**Stated exercise**: Reproduce only this part of the listing: the line with "Convert this screenshot", plus every line after it through the last.

**Available records**:
===

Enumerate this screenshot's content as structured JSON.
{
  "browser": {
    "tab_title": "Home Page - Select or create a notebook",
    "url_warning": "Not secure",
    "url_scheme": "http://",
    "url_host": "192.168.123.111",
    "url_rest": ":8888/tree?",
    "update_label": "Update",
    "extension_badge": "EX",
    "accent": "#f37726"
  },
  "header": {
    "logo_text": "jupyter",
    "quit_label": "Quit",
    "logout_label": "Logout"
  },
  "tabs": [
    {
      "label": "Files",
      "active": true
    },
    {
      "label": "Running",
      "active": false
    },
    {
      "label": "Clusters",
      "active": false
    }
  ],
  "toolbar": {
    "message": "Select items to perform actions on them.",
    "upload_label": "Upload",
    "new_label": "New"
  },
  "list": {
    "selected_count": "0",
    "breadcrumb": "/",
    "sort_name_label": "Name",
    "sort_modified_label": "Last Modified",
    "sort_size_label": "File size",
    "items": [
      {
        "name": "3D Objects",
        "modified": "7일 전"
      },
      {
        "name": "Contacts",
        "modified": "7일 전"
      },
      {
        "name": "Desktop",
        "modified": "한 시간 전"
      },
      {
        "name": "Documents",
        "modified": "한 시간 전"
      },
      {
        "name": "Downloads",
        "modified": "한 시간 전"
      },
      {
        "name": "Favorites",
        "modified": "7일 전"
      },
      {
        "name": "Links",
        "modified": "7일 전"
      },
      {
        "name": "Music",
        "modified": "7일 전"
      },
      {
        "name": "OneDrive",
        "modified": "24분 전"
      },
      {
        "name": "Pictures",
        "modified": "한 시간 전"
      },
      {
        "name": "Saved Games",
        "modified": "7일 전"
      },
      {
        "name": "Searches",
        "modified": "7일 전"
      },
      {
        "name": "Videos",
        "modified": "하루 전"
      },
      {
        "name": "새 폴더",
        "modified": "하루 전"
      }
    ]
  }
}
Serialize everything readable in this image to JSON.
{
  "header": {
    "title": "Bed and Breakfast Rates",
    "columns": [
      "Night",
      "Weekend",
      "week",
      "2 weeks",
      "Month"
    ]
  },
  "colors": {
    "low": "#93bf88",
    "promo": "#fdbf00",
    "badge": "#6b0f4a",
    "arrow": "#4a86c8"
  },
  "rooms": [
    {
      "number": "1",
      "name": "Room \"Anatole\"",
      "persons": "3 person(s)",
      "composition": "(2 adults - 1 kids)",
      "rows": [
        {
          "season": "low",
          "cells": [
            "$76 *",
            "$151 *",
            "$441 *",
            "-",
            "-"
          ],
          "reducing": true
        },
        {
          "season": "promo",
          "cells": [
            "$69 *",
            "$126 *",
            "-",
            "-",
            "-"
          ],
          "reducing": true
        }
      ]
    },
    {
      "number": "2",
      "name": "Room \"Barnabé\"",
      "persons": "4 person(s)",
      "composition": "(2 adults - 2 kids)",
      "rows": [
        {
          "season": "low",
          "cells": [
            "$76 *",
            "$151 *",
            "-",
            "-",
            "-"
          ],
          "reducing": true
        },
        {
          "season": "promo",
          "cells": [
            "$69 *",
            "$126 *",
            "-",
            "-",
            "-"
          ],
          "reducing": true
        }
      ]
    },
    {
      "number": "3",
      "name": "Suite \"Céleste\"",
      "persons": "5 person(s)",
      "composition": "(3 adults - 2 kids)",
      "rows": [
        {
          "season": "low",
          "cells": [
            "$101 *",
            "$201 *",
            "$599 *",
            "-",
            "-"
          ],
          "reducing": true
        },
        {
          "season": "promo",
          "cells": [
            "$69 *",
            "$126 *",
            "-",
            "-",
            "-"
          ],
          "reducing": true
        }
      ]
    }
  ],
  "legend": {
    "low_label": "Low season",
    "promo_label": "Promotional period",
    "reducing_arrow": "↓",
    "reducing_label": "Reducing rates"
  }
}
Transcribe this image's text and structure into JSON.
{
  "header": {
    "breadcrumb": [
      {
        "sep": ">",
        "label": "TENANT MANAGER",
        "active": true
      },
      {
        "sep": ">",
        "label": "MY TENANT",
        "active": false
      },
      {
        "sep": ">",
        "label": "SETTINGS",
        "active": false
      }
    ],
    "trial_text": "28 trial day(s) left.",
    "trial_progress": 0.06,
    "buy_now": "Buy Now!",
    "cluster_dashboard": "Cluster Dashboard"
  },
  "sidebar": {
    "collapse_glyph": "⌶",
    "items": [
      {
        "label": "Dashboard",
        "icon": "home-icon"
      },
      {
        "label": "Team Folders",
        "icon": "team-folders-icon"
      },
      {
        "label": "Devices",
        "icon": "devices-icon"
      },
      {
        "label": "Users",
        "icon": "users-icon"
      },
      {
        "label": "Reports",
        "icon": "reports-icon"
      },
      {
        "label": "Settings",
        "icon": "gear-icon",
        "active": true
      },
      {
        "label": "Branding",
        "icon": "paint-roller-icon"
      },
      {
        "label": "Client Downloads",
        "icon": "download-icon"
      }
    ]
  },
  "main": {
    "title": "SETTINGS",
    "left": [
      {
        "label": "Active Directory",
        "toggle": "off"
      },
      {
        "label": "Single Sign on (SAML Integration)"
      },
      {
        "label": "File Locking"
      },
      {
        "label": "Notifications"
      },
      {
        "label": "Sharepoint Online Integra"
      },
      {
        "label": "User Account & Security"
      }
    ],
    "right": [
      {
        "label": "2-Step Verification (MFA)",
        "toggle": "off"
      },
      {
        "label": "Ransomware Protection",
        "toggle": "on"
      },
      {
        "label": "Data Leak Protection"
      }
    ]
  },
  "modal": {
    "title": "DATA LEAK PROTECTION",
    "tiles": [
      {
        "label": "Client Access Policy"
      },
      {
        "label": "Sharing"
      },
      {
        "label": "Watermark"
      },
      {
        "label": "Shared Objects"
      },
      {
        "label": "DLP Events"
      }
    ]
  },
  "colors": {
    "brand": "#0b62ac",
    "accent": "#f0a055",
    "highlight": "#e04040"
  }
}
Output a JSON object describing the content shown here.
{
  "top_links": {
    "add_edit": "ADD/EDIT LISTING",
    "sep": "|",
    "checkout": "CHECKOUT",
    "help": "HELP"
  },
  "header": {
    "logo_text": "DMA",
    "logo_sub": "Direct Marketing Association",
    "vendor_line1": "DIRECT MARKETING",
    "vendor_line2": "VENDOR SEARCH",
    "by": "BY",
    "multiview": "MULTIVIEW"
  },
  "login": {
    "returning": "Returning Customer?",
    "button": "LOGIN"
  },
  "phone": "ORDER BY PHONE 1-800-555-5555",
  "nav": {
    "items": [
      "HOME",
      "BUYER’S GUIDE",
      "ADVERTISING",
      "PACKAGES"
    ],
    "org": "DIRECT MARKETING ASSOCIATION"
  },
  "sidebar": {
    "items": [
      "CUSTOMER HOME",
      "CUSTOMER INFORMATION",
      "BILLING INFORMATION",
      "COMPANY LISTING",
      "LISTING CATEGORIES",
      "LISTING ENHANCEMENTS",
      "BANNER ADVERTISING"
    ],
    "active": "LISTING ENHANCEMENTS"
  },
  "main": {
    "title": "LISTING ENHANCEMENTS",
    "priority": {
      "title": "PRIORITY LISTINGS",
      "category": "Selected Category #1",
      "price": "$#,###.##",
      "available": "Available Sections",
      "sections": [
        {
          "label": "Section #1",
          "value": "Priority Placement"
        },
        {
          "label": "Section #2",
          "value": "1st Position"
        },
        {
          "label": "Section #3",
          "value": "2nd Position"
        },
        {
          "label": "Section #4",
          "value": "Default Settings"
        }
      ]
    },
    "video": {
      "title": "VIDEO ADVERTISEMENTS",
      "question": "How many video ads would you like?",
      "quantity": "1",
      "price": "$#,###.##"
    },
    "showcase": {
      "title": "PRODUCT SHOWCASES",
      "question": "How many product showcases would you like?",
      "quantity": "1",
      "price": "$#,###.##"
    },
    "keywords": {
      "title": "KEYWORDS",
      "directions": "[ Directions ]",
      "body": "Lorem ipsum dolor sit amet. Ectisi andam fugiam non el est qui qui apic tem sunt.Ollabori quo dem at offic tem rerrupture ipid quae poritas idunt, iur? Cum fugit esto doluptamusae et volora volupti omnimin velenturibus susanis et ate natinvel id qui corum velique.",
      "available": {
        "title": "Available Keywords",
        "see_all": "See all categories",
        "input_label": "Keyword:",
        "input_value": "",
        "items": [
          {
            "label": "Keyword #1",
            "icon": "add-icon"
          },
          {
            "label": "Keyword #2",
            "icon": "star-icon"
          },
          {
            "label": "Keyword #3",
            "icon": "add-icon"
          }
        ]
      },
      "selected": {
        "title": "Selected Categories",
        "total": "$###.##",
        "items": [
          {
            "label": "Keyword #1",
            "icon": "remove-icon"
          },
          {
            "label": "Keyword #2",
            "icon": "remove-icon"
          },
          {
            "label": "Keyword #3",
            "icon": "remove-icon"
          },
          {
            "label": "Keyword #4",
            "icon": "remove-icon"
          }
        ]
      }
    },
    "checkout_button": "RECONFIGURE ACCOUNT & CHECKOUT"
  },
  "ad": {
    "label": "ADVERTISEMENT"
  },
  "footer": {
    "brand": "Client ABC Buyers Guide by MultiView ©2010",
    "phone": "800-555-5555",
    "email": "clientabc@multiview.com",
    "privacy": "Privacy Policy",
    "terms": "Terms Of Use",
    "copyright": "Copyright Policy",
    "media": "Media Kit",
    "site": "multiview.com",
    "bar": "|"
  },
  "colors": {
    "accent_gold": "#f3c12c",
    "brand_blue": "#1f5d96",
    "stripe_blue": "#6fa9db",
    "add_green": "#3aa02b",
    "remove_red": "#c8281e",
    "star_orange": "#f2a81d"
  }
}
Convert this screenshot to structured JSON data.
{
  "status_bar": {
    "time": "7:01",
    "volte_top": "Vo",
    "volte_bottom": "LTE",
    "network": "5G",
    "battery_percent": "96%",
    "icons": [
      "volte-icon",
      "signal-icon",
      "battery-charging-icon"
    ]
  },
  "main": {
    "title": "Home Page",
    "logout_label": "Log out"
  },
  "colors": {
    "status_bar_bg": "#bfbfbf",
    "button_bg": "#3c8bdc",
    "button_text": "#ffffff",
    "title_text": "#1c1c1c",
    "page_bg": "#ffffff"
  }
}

===

**Response for this exercise**:
Convert this screenshot to structured JSON data.
{
  "status_bar": {
    "time": "7:01",
    "volte_top": "Vo",
    "volte_bottom": "LTE",
    "network": "5G",
    "battery_percent": "96%",
    "icons": [
      "volte-icon",
      "signal-icon",
      "battery-charging-icon"
    ]
  },
  "main": {
    "title": "Home Page",
    "logout_label": "Log out"
  },
  "colors": {
    "status_bar_bg": "#bfbfbf",
    "button_bg": "#3c8bdc",
    "button_text": "#ffffff",
    "title_text": "#1c1c1c",
    "page_bg": "#ffffff"
  }
}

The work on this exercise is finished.